**Goal:** Check every line below for the word "empresa" and show those that hold it.

..........

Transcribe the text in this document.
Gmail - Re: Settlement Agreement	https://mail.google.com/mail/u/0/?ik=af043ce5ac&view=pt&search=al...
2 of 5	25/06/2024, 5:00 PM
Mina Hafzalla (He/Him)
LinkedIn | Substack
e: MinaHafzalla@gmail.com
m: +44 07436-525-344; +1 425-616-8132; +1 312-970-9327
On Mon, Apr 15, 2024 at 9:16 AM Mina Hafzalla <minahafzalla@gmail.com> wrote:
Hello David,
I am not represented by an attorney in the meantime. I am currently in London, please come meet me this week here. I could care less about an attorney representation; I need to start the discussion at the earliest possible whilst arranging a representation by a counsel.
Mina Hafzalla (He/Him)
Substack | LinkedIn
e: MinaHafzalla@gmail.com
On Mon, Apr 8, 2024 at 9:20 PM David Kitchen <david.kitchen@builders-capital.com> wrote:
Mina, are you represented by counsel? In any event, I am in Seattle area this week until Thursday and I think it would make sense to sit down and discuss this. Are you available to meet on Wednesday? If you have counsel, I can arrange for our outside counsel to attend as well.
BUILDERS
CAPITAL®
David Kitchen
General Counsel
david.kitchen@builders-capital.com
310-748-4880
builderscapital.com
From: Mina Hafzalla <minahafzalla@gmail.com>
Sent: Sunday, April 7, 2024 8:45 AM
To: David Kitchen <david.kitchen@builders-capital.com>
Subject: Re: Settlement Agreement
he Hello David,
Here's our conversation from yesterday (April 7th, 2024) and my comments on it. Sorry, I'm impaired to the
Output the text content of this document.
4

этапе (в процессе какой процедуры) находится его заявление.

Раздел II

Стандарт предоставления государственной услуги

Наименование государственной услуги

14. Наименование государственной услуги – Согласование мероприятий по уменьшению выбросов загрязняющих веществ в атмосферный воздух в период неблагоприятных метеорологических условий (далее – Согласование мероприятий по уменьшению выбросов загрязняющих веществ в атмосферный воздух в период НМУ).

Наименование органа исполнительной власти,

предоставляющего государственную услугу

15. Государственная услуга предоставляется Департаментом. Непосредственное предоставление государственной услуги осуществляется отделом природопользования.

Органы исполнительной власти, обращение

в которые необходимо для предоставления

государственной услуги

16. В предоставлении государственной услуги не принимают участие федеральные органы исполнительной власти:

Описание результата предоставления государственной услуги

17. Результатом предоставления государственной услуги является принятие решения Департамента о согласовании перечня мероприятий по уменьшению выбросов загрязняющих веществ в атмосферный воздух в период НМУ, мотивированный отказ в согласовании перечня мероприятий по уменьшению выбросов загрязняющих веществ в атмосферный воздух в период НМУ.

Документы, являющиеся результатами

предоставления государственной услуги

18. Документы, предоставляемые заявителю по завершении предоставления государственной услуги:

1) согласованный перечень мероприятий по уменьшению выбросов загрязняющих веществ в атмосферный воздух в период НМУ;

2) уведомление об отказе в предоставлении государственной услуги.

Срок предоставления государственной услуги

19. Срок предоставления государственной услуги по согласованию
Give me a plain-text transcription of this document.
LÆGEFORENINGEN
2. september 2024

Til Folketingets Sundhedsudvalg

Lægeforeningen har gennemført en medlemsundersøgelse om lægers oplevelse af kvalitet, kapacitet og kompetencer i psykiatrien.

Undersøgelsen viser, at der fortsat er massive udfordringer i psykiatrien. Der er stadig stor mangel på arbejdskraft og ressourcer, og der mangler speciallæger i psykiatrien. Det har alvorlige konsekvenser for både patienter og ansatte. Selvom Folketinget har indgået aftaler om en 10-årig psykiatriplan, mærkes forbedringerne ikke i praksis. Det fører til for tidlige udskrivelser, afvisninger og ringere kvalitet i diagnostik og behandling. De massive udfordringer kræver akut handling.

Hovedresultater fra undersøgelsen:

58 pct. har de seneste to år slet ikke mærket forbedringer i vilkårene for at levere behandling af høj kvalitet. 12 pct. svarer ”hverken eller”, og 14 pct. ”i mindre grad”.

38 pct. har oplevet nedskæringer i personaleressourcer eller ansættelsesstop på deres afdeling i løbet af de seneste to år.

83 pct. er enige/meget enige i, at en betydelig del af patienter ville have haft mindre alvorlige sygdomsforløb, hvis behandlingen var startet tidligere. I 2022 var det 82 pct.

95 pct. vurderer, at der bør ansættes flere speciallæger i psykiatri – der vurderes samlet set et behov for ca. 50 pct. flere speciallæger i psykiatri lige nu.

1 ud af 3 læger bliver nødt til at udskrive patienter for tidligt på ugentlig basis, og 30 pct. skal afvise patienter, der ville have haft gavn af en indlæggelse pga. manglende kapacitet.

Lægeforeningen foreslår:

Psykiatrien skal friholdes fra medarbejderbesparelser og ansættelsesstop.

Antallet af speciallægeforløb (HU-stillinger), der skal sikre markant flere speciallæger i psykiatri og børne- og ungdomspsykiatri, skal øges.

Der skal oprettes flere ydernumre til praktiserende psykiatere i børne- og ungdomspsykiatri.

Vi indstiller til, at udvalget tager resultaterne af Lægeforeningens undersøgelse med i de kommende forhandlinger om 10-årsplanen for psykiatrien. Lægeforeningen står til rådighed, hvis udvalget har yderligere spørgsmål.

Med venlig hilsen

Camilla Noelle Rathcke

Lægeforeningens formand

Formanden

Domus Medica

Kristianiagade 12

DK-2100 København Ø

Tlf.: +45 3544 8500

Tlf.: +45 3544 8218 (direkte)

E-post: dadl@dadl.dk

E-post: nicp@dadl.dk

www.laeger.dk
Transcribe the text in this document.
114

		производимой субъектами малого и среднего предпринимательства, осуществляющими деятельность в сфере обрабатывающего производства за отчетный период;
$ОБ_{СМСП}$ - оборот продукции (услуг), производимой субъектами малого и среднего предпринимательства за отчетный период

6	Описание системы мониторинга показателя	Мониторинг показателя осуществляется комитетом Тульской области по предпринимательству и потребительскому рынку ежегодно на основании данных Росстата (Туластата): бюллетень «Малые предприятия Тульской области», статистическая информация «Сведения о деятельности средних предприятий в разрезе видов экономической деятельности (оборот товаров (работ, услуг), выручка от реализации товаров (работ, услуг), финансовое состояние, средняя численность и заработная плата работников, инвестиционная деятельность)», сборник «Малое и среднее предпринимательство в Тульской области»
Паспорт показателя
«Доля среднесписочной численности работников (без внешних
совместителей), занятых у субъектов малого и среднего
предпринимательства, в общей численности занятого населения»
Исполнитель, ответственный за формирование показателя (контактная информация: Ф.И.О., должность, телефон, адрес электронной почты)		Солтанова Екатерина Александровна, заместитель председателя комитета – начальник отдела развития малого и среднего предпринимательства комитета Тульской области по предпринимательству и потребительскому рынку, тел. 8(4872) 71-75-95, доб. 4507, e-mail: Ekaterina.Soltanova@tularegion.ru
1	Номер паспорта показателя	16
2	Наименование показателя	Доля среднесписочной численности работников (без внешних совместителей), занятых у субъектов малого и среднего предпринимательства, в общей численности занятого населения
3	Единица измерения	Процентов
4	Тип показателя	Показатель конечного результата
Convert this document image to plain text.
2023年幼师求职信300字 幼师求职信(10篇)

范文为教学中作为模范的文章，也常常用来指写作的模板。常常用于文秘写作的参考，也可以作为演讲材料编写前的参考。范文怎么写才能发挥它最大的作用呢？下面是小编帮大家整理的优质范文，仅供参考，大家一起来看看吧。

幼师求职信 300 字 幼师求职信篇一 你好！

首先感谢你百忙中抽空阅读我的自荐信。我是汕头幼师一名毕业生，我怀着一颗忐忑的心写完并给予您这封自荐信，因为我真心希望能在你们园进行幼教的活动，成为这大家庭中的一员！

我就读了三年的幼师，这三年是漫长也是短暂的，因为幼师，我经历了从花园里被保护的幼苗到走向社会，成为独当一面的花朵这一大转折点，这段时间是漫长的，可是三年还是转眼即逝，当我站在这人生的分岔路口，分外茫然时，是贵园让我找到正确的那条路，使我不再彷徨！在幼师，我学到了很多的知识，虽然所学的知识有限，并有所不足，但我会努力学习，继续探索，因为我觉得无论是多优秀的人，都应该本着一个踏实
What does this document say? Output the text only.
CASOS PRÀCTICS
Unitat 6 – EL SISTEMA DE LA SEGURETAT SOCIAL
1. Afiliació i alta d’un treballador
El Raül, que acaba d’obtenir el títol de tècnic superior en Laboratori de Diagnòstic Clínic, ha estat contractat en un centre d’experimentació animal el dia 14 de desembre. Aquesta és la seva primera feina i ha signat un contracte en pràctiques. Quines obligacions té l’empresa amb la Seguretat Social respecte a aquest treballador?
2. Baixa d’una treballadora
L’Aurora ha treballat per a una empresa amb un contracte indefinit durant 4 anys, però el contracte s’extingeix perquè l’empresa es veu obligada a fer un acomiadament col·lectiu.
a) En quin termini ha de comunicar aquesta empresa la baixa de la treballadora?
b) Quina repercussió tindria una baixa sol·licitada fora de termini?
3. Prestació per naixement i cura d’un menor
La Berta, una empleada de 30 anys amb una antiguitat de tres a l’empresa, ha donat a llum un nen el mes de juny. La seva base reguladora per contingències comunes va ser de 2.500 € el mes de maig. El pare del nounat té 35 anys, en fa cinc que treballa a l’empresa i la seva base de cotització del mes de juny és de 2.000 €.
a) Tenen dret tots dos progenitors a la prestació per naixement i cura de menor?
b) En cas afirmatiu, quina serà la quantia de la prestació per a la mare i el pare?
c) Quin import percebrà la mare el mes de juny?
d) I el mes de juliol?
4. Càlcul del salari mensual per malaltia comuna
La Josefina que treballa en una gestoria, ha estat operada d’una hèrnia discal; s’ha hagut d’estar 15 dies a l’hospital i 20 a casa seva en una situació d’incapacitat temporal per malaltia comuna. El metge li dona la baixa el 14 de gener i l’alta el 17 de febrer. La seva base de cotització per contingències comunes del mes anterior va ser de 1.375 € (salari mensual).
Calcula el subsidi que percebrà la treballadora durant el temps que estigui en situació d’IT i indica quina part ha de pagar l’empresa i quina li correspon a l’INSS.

..........

**Completed exercise:**
El Raül, que acaba d’obtenir el títol de tècnic superior en Laboratori de Diagnòstic Clínic, ha estat contractat en un centre d’experimentació animal el dia 14 de desembre. Aquesta és la seva primera feina i ha signat un contracte en pràctiques. Quines obligacions té l’empresa amb la Seguretat Social respecte a aquest treballador?
L’Aurora ha treballat per a una empresa amb un contracte indefinit durant 4 anys, però el contracte s’extingeix perquè l’empresa es veu obligada a fer un acomiadament col·lectiu.
a) En quin termini ha de comunicar aquesta empresa la baixa de la treballadora?
La Berta, una empleada de 30 anys amb una antiguitat de tres a l’empresa, ha donat a llum un nen el mes de juny. La seva base reguladora per contingències comunes va ser de 2.500 € el mes de maig. El pare del nounat té 35 anys, en fa cinc que treballa a l’empresa i la seva base de cotització del mes de juny és de 2.000 €.
Calcula el subsidi que percebrà la treballadora durant el temps que estigui en situació d’IT i indica quina part ha de pagar l’empresa i quina li correspon a l’INSS.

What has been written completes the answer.